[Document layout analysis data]
○ ○ ○ ○ ○ ○ ○

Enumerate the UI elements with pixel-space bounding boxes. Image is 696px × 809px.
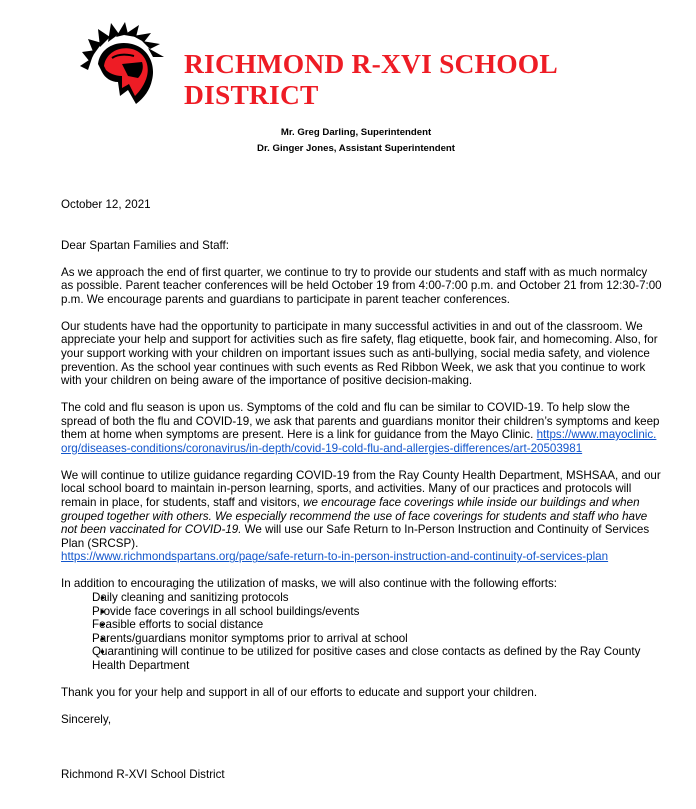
paragraph-activities: Our students have had the opportunity to participate in many successful activities in and out of the classroom. We appreciate your help and support for activities such as fire safety, flag etiquette, book fair, and homecoming. Also, for your support working with your children on important issues such as anti-bullying, social media safety, and violence prevention. As the school year continues with such events as Red Ribbon Week, we ask that you continue to work with your children on being aware of the importance of positive decision-making. bbox=[61, 319, 658, 388]
paragraph-covid-guidance bbox=[61, 469, 662, 564]
district-name-line-2: DISTRICT bbox=[184, 79, 319, 110]
spartan-helmet-logo bbox=[78, 20, 166, 108]
face-covering-recommendation: we encourage face coverings while inside our buildings and when grouped together with others. We especially recommend the use of face coverings for students and staff who have not been vaccinated for COVID-19. bbox=[61, 496, 648, 537]
srcsp-link[interactable]: https://www.richmondspartans.org/page/safe-return-to-in-person-instruction-and-continuity-of-services-plan bbox=[61, 550, 609, 564]
assistant-superintendent-line: Dr. Ginger Jones, Assistant Superintendent bbox=[257, 143, 455, 154]
letter-date: October 12, 2021 bbox=[61, 198, 151, 211]
list-item: ● Daily cleaning and sanitizing protocols bbox=[61, 591, 662, 605]
list-item: ● Quarantining will continue to be utilized for positive cases and close contacts as defined by the Ray County Health Department bbox=[61, 645, 662, 672]
list-item: ● Feasible efforts to social distance bbox=[61, 618, 662, 632]
officials-block bbox=[240, 125, 472, 157]
thank-you-line: Thank you for your help and support in all of our efforts to educate and support your children. bbox=[61, 685, 538, 699]
mayo-clinic-link[interactable]: https://www.mayoclinic.org/diseases-conditions/coronavirus/in-depth/covid-19-cold-flu-and-allergies-differences/art-20503981 bbox=[61, 428, 657, 455]
district-name-line-1: RICHMOND R-XVI SCHOOL bbox=[184, 48, 558, 79]
srcsp-text: We will use our Safe Return to In-Person Instruction and Continuity of Services Plan (SRCSP). bbox=[61, 523, 650, 550]
flu-season-text: The cold and flu season is upon us. Symptoms of the cold and flu can be similar to COVID-19. To help slow the spread of both the flu and COVID-19, we ask that parents and guardians monitor their children’s symptoms and keep them at home when symptoms are present. Here is a link for guidance from the Mayo Clinic. bbox=[61, 401, 660, 442]
list-item: ● Provide face coverings in all school buildings/events bbox=[61, 605, 662, 619]
letter-body bbox=[61, 198, 662, 795]
efforts-list bbox=[61, 591, 662, 673]
paragraph-efforts-intro: In addition to encouraging the utilization of masks, we will also continue with the following efforts: bbox=[61, 577, 558, 591]
covid-guidance-text: We will continue to utilize guidance regarding COVID-19 from the Ray County Health Department, MSHSAA, and our local school board to maintain in-person learning, sports, and activities. Many of our practices and protocols will remain in place, for students, staff and visitors, bbox=[61, 468, 661, 510]
closing: Sincerely, bbox=[61, 712, 112, 726]
salutation: Dear Spartan Families and Staff: bbox=[61, 238, 229, 252]
district-name bbox=[184, 48, 558, 110]
superintendent-line: Mr. Greg Darling, Superintendent bbox=[280, 127, 432, 138]
signature: Richmond R-XVI School District bbox=[61, 767, 225, 781]
paragraph-conferences: As we approach the end of first quarter, we continue to try to provide our students and staff with as much normalcy as possible. Parent teacher conferences will be held October 19 from 4:00-7:00 p.m. and October 21 from 12:30-7:00 p.m. We encourage parents and guardians to participate in parent teacher conferences. bbox=[61, 265, 662, 306]
list-item: ● Parents/guardians monitor symptoms prior to arrival at school bbox=[61, 632, 662, 646]
paragraph-flu-season bbox=[61, 401, 662, 455]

○ ○ ○ ○ ○ ○ ○

All of the data above needs to be given again exactly. Leave out each image.

Enumerate the UI elements with pixel-space bounding boxes. Image is 696px × 809px.
paragraph-activities: Our students have had the opportunity to participate in many successful activities in and out of the classroom. We appreciate your help and support for activities such as fire safety, flag etiquette, book fair, and homecoming. Also, for your support working with your children on important issues such as anti-bullying, social media safety, and violence prevention. As the school year continues with such events as Red Ribbon Week, we ask that you continue to work with your children on being aware of the importance of positive decision-making. bbox=[61, 319, 658, 388]
paragraph-covid-guidance bbox=[61, 469, 662, 564]
district-name-line-2: DISTRICT bbox=[184, 79, 319, 110]
spartan-helmet-logo bbox=[78, 20, 166, 108]
face-covering-recommendation: we encourage face coverings while inside our buildings and when grouped together with others. We especially recommend the use of face coverings for students and staff who have not been vaccinated for COVID-19. bbox=[61, 496, 648, 537]
srcsp-link[interactable]: https://www.richmondspartans.org/page/safe-return-to-in-person-instruction-and-continuity-of-services-plan bbox=[61, 550, 609, 564]
assistant-superintendent-line: Dr. Ginger Jones, Assistant Superintendent bbox=[257, 143, 455, 154]
letter-date: October 12, 2021 bbox=[61, 198, 151, 211]
list-item: ● Daily cleaning and sanitizing protocols bbox=[61, 591, 662, 605]
list-item: ● Quarantining will continue to be utilized for positive cases and close contacts as defined by the Ray County Health Department bbox=[61, 645, 662, 672]
list-item: ● Feasible efforts to social distance bbox=[61, 618, 662, 632]
officials-block bbox=[240, 125, 472, 157]
thank-you-line: Thank you for your help and support in all of our efforts to educate and support your children. bbox=[61, 685, 538, 699]
mayo-clinic-link[interactable]: https://www.mayoclinic.org/diseases-conditions/coronavirus/in-depth/covid-19-cold-flu-and-allergies-differences/art-20503981 bbox=[61, 428, 657, 455]
district-name-line-1: RICHMOND R-XVI SCHOOL bbox=[184, 48, 558, 79]
srcsp-text: We will use our Safe Return to In-Person Instruction and Continuity of Services Plan (SRCSP). bbox=[61, 523, 650, 550]
flu-season-text: The cold and flu season is upon us. Symptoms of the cold and flu can be similar to COVID-19. To help slow the spread of both the flu and COVID-19, we ask that parents and guardians monitor their children’s symptoms and keep them at home when symptoms are present. Here is a link for guidance from the Mayo Clinic. bbox=[61, 401, 660, 442]
list-item: ● Provide face coverings in all school buildings/events bbox=[61, 605, 662, 619]
letter-body bbox=[61, 198, 662, 795]
efforts-list bbox=[61, 591, 662, 673]
paragraph-efforts-intro: In addition to encouraging the utilization of masks, we will also continue with the following efforts: bbox=[61, 577, 558, 591]
covid-guidance-text: We will continue to utilize guidance regarding COVID-19 from the Ray County Health Department, MSHSAA, and our local school board to maintain in-person learning, sports, and activities. Many of our practices and protocols will remain in place, for students, staff and visitors, bbox=[61, 468, 661, 510]
closing: Sincerely, bbox=[61, 712, 112, 726]
salutation: Dear Spartan Families and Staff: bbox=[61, 238, 229, 252]
district-name bbox=[184, 48, 558, 110]
superintendent-line: Mr. Greg Darling, Superintendent bbox=[280, 127, 432, 138]
signature: Richmond R-XVI School District bbox=[61, 767, 225, 781]
paragraph-conferences: As we approach the end of first quarter, we continue to try to provide our students and staff with as much normalcy as possible. Parent teacher conferences will be held October 19 from 4:00-7:00 p.m. and October 21 from 12:30-7:00 p.m. We encourage parents and guardians to participate in parent teacher conferences. bbox=[61, 265, 662, 306]
list-item: ● Parents/guardians monitor symptoms prior to arrival at school bbox=[61, 632, 662, 646]
paragraph-flu-season bbox=[61, 401, 662, 455]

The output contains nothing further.